## Work to be completed
Gather all lines with the word "name" in them.

## Records

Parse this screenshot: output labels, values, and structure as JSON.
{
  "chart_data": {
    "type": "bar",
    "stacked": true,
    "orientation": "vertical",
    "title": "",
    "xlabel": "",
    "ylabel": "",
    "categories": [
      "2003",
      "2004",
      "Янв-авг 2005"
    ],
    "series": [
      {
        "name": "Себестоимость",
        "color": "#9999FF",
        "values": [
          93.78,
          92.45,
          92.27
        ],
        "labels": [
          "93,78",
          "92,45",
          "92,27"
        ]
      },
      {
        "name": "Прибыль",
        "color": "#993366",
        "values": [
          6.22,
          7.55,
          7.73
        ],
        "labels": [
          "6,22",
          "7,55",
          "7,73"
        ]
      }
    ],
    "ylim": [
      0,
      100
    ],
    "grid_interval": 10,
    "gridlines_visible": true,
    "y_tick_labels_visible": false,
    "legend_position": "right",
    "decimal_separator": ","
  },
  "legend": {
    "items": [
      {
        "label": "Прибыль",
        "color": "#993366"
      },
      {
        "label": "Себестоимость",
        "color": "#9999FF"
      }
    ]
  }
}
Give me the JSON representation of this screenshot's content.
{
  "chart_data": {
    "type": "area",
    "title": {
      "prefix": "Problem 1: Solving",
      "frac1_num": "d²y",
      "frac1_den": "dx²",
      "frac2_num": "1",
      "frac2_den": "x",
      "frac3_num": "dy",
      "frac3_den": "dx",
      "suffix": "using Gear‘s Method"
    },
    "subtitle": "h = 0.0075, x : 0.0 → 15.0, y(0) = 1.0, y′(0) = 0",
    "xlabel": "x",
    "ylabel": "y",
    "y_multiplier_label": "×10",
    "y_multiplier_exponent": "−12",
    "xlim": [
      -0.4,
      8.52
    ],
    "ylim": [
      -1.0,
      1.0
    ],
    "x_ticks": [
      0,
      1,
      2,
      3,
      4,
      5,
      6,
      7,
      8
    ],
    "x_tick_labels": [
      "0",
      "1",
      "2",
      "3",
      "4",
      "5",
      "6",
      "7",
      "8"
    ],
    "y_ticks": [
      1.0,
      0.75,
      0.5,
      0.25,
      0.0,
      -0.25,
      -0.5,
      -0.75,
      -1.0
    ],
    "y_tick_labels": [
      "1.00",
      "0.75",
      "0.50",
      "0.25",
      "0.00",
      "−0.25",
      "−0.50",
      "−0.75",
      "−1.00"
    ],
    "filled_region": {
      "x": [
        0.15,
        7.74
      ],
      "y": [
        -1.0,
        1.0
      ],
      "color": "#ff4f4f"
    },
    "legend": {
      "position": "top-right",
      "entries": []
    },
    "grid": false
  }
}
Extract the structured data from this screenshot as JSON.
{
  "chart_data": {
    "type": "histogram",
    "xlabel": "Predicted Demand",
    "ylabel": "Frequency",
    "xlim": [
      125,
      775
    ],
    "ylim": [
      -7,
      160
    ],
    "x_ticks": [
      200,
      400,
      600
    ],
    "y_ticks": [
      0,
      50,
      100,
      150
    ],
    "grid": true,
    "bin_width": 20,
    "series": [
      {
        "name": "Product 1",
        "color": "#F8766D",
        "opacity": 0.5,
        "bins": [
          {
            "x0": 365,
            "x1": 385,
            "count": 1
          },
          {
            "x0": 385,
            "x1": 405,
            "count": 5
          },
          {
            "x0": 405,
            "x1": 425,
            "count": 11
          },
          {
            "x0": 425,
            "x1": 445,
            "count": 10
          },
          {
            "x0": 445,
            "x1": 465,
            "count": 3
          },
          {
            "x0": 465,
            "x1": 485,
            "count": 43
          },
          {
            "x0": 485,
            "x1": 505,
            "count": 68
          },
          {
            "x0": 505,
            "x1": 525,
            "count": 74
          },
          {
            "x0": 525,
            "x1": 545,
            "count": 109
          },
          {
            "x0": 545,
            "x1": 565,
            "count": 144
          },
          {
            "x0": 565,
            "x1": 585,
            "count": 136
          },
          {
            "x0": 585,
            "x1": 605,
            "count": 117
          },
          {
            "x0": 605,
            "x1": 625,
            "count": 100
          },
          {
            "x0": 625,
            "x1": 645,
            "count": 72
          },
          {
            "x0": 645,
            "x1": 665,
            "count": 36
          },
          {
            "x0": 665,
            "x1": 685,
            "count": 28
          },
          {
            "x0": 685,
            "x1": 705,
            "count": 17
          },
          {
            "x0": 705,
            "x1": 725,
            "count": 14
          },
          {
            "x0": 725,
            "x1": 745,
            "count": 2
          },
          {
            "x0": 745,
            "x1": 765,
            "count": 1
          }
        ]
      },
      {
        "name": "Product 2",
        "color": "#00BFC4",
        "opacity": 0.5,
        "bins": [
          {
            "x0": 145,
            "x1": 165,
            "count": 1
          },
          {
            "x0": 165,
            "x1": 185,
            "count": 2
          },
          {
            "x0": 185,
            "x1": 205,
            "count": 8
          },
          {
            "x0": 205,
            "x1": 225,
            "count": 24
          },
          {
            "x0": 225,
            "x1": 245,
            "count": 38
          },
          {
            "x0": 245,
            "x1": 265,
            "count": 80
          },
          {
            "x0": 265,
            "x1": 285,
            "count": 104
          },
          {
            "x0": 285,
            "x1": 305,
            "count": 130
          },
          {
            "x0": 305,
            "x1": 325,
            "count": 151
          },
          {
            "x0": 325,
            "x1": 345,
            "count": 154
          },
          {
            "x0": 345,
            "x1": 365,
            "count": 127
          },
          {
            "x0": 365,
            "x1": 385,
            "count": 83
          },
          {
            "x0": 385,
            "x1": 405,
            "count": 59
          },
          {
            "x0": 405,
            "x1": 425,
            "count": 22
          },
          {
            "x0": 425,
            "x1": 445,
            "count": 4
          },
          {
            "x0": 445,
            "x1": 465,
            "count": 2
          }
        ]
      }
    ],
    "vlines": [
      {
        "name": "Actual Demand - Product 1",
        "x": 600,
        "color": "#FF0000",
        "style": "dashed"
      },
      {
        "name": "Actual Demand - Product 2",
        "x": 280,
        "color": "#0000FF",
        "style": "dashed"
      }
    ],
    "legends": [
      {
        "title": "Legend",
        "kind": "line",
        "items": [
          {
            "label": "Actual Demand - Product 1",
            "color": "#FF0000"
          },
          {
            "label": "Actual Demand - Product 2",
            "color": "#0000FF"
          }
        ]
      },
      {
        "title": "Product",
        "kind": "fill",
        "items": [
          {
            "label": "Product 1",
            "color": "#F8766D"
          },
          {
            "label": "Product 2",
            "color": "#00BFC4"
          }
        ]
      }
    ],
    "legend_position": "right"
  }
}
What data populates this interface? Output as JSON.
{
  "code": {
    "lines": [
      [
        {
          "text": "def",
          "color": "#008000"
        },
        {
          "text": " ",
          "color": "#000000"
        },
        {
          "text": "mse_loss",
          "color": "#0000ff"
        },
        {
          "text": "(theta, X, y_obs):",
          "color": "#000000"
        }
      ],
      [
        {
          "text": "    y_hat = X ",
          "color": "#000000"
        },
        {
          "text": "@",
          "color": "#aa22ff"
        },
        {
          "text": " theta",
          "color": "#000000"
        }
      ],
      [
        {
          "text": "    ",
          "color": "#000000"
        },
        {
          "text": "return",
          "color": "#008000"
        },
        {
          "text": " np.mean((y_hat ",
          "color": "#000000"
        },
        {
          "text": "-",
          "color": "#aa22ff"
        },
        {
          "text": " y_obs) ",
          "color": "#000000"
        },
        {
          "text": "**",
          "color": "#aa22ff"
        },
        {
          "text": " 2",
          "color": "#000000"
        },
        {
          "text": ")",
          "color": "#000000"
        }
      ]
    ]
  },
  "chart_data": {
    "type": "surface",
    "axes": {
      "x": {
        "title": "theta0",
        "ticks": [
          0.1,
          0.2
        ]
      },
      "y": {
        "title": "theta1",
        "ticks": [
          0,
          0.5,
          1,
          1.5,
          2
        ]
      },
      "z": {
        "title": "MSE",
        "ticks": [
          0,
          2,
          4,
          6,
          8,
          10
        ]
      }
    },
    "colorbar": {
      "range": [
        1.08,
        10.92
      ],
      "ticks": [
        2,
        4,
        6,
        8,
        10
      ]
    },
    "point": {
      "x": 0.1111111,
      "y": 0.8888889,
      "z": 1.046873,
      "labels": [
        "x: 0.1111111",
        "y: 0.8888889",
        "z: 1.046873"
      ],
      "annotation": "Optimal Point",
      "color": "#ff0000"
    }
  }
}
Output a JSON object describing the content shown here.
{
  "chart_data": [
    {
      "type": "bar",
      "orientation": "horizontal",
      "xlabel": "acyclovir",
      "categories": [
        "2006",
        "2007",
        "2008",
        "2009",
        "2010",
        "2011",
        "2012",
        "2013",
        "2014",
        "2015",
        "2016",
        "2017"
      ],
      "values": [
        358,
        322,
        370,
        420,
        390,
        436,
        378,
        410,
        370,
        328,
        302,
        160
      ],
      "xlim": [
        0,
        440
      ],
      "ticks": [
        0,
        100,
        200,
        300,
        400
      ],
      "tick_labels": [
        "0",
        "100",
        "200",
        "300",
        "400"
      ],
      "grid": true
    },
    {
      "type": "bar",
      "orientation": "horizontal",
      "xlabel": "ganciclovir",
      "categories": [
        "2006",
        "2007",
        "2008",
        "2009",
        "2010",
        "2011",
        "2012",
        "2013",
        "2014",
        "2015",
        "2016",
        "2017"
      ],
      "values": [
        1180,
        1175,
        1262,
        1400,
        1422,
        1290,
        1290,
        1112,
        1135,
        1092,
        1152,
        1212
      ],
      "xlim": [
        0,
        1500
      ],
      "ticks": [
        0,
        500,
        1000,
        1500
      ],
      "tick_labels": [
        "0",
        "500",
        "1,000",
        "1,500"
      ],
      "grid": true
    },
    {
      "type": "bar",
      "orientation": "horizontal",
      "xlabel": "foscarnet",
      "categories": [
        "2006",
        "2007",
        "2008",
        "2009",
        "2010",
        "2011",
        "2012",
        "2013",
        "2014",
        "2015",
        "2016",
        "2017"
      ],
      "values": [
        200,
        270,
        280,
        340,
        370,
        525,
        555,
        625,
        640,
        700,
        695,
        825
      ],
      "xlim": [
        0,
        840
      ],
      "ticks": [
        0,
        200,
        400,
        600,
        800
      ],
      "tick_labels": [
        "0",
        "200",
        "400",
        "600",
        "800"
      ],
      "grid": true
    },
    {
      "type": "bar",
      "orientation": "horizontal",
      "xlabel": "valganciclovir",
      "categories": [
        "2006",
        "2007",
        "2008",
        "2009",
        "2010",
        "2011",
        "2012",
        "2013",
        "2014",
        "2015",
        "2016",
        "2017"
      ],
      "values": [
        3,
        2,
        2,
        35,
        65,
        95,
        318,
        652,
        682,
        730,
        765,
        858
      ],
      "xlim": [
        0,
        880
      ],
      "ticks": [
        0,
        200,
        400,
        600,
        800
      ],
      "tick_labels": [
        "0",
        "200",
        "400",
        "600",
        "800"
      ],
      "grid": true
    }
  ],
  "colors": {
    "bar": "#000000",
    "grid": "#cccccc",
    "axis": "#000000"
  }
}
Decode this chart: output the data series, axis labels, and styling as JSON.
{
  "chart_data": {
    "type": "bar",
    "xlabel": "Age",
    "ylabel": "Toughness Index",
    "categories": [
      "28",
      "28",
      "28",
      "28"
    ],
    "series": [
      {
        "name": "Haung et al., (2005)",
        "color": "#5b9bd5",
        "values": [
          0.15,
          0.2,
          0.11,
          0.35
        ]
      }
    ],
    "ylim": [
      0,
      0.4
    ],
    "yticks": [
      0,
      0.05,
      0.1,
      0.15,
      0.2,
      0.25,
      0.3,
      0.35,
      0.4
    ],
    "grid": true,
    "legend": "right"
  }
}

## Task output
        "name": "Себестоимость",
        "name": "Прибыль",
        "name": "Product 1",
        "name": "Product 2",
        "name": "Actual Demand - Product 1",
        "name": "Actual Demand - Product 2",
        "name": "Haung et al., (2005)",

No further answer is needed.